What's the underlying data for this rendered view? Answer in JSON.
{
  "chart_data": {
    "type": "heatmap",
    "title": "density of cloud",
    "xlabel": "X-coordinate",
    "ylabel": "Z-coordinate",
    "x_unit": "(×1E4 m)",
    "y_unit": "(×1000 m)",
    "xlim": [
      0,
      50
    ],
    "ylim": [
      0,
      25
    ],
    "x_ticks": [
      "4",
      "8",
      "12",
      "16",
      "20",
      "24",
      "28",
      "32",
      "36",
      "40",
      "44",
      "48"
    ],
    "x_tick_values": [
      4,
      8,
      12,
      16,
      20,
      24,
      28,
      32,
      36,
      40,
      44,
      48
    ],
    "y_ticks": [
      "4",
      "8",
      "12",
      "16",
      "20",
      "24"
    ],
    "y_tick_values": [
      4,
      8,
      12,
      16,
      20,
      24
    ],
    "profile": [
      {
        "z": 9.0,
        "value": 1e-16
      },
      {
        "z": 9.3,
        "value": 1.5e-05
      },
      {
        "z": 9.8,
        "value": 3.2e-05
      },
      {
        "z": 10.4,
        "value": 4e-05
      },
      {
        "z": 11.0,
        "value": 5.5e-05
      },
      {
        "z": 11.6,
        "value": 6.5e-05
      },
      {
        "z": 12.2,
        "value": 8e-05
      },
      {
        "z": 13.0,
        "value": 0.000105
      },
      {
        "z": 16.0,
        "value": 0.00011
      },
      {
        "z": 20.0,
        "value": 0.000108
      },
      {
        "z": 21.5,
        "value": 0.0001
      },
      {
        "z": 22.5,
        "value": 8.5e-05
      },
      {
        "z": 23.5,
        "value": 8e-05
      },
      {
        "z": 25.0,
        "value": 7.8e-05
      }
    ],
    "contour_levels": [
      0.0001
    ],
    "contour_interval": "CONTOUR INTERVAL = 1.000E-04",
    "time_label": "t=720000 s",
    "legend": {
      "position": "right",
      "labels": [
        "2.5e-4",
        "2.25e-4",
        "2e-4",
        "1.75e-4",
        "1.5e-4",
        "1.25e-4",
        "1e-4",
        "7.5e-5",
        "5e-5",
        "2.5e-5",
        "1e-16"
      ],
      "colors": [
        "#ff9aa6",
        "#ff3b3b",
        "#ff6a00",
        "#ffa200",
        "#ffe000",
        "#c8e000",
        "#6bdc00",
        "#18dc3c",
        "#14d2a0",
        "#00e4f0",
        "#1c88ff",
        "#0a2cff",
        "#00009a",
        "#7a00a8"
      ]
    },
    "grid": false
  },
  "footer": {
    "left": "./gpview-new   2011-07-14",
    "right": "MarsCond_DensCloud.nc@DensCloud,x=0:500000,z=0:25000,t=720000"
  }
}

######

▶ **Stated task**:
Write out every record verbatim.

▶ **Answer to the problem**:
What's the underlying data for this rendered view? Answer in JSON.
{
  "chart_data": {
    "type": "heatmap",
    "title": "density of cloud",
    "xlabel": "X-coordinate",
    "ylabel": "Z-coordinate",
    "x_unit": "(×1E4 m)",
    "y_unit": "(×1000 m)",
    "xlim": [
      0,
      50
    ],
    "ylim": [
      0,
      25
    ],
    "x_ticks": [
      "4",
      "8",
      "12",
      "16",
      "20",
      "24",
      "28",
      "32",
      "36",
      "40",
      "44",
      "48"
    ],
    "x_tick_values": [
      4,
      8,
      12,
      16,
      20,
      24,
      28,
      32,
      36,
      40,
      44,
      48
    ],
    "y_ticks": [
      "4",
      "8",
      "12",
      "16",
      "20",
      "24"
    ],
    "y_tick_values": [
      4,
      8,
      12,
      16,
      20,
      24
    ],
    "profile": [
      {
        "z": 9.0,
        "value": 1e-16
      },
      {
        "z": 9.3,
        "value": 1.5e-05
      },
      {
        "z": 9.8,
        "value": 3.2e-05
      },
      {
        "z": 10.4,
        "value": 4e-05
      },
      {
        "z": 11.0,
        "value": 5.5e-05
      },
      {
        "z": 11.6,
        "value": 6.5e-05
      },
      {
        "z": 12.2,
        "value": 8e-05
      },
      {
        "z": 13.0,
        "value": 0.000105
      },
      {
        "z": 16.0,
        "value": 0.00011
      },
      {
        "z": 20.0,
        "value": 0.000108
      },
      {
        "z": 21.5,
        "value": 0.0001
      },
      {
        "z": 22.5,
        "value": 8.5e-05
      },
      {
        "z": 23.5,
        "value": 8e-05
      },
      {
        "z": 25.0,
        "value": 7.8e-05
      }
    ],
    "contour_levels": [
      0.0001
    ],
    "contour_interval": "CONTOUR INTERVAL = 1.000E-04",
    "time_label": "t=720000 s",
    "legend": {
      "position": "right",
      "labels": [
        "2.5e-4",
        "2.25e-4",
        "2e-4",
        "1.75e-4",
        "1.5e-4",
        "1.25e-4",
        "1e-4",
        "7.5e-5",
        "5e-5",
        "2.5e-5",
        "1e-16"
      ],
      "colors": [
        "#ff9aa6",
        "#ff3b3b",
        "#ff6a00",
        "#ffa200",
        "#ffe000",
        "#c8e000",
        "#6bdc00",
        "#18dc3c",
        "#14d2a0",
        "#00e4f0",
        "#1c88ff",
        "#0a2cff",
        "#00009a",
        "#7a00a8"
      ]
    },
    "grid": false
  },
  "footer": {
    "left": "./gpview-new   2011-07-14",
    "right": "MarsCond_DensCloud.nc@DensCloud,x=0:500000,z=0:25000,t=720000"
  }
}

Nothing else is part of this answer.